Every record that follows must be duplicated exactly, with images left out.

(Data excerpts)
*****

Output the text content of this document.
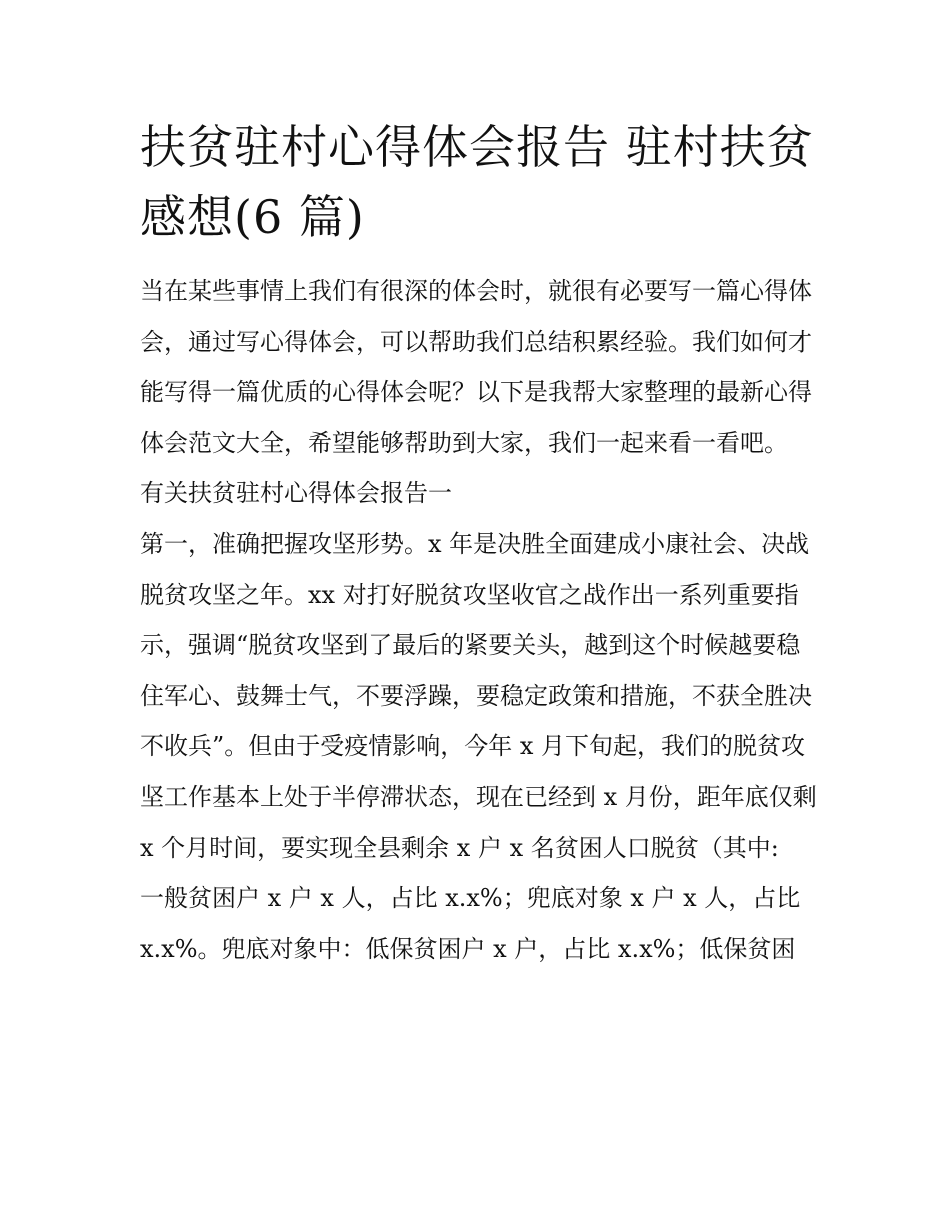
扶贫驻村心得体会报告 驻村扶贫感想(6 篇)

当在某些事情上我们有很深的体会时，就很有必要写一篇心得体会，通过写心得体会，可以帮助我们总结积累经验。我们如何才能写得一篇优质的心得体会呢？以下是我帮大家整理的最新心得体会范文大全，希望能够帮助到大家，我们一起来看一看吧。

有关扶贫驻村心得体会报告一

第一，准确把握攻坚形势。x 年是决胜全面建成小康社会、决战脱贫攻坚之年。xx 对打好脱贫攻坚收官之战作出一系列重要指示，强调“脱贫攻坚到了最后的紧要关头，越到这个时候越要稳住军心、鼓舞士气，不要浮躁，要稳定政策和措施，不获全胜决不收兵”。但由于受疫情影响，今年 x 月下旬起，我们的脱贫攻坚工作基本上处于半停滞状态，现在已经到 x 月份，距年底仅剩 x 个月时间，要实现全县剩余 x 户 x 名贫困人口脱贫（其中:

一般贫困户 x 户 x 人，占比 x.x%；兜底对象 x 户 x 人，占比 x.x%。兜底对象中：低保贫困户 x 户，占比 x.x%；低保贫困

*****

● Result of the task
Output the text content of this document.
扶贫驻村心得体会报告 驻村扶贫感想(6 篇)

当在某些事情上我们有很深的体会时，就很有必要写一篇心得体会，通过写心得体会，可以帮助我们总结积累经验。我们如何才能写得一篇优质的心得体会呢？以下是我帮大家整理的最新心得体会范文大全，希望能够帮助到大家，我们一起来看一看吧。

有关扶贫驻村心得体会报告一

第一，准确把握攻坚形势。x 年是决胜全面建成小康社会、决战脱贫攻坚之年。xx 对打好脱贫攻坚收官之战作出一系列重要指示，强调“脱贫攻坚到了最后的紧要关头，越到这个时候越要稳住军心、鼓舞士气，不要浮躁，要稳定政策和措施，不获全胜决不收兵”。但由于受疫情影响，今年 x 月下旬起，我们的脱贫攻坚工作基本上处于半停滞状态，现在已经到 x 月份，距年底仅剩 x 个月时间，要实现全县剩余 x 户 x 名贫困人口脱贫（其中:

一般贫困户 x 户 x 人，占比 x.x%；兜底对象 x 户 x 人，占比 x.x%。兜底对象中：低保贫困户 x 户，占比 x.x%；低保贫困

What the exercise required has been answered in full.